> [TEXT]:
Geschickt verflechtet Lioba Werrelmann die Vergangenheit mit in die Gegenwart von Paul. Sie versteht es ausgezeichnet ihre Figuren, sei es menschlicher oder tierischer Natur in Szene zu setzen. Wir Leser*innen werden nicht nur von der Natur und den hiesigen Gebräuchen verzaubert, sondern erleben auch mit wie Paul mit sich und seiner Kindheit zu kämpfen hat. Gleichwohl tauchen wir ab in eine dörfliche Gemeinschaft die eine Diktatur hinter sich gelassen hat und dennoch es versteht zusammen zu halten. Wir erleben ein Dorf was sich anscheinend 35 Jahre lang sich wenig verändert hat.

> [AUFGABE 1]: Entnimm den Datensätzen die Zeilen ab dem Anfang bis einschließlich der Zeile mit „home-indicator — [0, 1944, 1125, 1954]“ und gib sie unverändert wieder.

> [EINGABEDATEN]:
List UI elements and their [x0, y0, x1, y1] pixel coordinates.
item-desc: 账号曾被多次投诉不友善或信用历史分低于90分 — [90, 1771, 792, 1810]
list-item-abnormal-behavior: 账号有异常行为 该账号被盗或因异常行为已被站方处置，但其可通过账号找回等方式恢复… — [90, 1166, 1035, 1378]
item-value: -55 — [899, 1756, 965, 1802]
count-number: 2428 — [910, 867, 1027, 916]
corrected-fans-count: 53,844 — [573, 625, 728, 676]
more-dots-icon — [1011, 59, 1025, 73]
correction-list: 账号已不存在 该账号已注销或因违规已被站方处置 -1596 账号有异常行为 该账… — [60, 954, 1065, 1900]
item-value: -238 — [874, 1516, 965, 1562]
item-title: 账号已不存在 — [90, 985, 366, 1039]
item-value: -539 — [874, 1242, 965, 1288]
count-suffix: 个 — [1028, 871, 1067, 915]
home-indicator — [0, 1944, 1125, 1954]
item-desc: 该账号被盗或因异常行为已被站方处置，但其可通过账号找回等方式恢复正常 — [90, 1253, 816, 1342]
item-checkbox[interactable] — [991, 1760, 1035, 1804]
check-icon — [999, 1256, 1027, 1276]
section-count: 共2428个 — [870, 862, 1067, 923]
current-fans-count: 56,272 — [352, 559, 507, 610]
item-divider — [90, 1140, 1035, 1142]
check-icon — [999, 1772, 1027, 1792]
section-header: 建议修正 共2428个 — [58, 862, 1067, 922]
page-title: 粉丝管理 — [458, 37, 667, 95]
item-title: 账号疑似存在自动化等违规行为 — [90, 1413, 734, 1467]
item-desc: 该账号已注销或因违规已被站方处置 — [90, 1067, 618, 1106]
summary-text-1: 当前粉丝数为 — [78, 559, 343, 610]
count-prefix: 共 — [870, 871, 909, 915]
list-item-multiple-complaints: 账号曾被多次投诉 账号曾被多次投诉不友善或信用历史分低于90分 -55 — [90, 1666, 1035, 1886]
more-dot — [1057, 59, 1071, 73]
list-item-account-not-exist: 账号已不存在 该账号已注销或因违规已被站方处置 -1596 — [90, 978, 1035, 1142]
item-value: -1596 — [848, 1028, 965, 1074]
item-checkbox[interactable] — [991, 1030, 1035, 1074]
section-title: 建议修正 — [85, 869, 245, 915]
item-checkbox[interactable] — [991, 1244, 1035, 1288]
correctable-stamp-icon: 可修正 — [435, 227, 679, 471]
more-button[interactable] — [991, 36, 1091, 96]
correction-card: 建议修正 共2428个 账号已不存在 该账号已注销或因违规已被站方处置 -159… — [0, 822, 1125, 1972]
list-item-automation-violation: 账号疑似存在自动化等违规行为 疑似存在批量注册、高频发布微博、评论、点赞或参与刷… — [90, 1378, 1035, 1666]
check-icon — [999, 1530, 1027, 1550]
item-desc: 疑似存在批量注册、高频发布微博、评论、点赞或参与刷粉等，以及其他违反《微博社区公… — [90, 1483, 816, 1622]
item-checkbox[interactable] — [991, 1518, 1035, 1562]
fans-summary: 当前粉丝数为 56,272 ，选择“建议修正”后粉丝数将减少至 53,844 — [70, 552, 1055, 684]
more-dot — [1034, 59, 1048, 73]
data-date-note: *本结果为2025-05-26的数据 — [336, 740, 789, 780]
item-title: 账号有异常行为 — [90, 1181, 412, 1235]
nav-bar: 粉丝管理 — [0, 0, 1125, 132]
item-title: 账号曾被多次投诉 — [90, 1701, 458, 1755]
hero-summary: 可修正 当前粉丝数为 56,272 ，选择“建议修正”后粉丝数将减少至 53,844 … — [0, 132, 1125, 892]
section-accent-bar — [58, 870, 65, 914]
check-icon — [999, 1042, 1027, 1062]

> [AUFGABE 2]: Führe die Buchbesprechung nach ihrem letzten Satz weiter.

> [ERGEBNIS 1]:
List UI elements and their [x0, y0, x1, y1] pixel coordinates.
item-desc: 账号曾被多次投诉不友善或信用历史分低于90分 — [90, 1771, 792, 1810]
list-item-abnormal-behavior: 账号有异常行为 该账号被盗或因异常行为已被站方处置，但其可通过账号找回等方式恢复… — [90, 1166, 1035, 1378]
item-value: -55 — [899, 1756, 965, 1802]
count-number: 2428 — [910, 867, 1027, 916]
corrected-fans-count: 53,844 — [573, 625, 728, 676]
more-dots-icon — [1011, 59, 1025, 73]
correction-list: 账号已不存在 该账号已注销或因违规已被站方处置 -1596 账号有异常行为 该账… — [60, 954, 1065, 1900]
item-value: -238 — [874, 1516, 965, 1562]
item-title: 账号已不存在 — [90, 985, 366, 1039]
item-value: -539 — [874, 1242, 965, 1288]
count-suffix: 个 — [1028, 871, 1067, 915]
home-indicator — [0, 1944, 1125, 1954]

> [ERGEBNIS 2]:
Mir hat der Roman unglaublich gut gefallen. Die ganze Zeit habe ich mich gefragt, was in der Kindheit von Paul passiert sein mag und am Ende, ob ein Schuldgefühl gerechtfertigt war oder ist. Die Figur Paul wird einfühlsam beschrieben und eröffnet die Gefühle und Gedanken von ihm wie es selten in einem Krimi geschieht. Dabei wird ein unglaubliches, skandalöses und wirtschaftliches Geschehen in der Gegenwart verarbeitet. Aber auch die Volksgruppe der Roma erhält in diesem Roman ihren gebürtigen Platz. Am Ende ist der Spannungsbogen so hoch, dass das Buch vor lauter Neugierde nicht mehr aus der Hand gelegt werden kann. Lioba Werrelmann hat einen starken Charakter namens Paul ins Leben gerufen, der hoffentlich in naher Zukunft als Investigativ Journalist weitere Ungerechtigkeiten aufdecken wird. Zum Schluss haben wir dennoch einen subtilen und gerissenen Mörder mit überführt.

Ein großartiger Roman, der nach einer Fortsetzung lechzt und absolut lesenswert ist!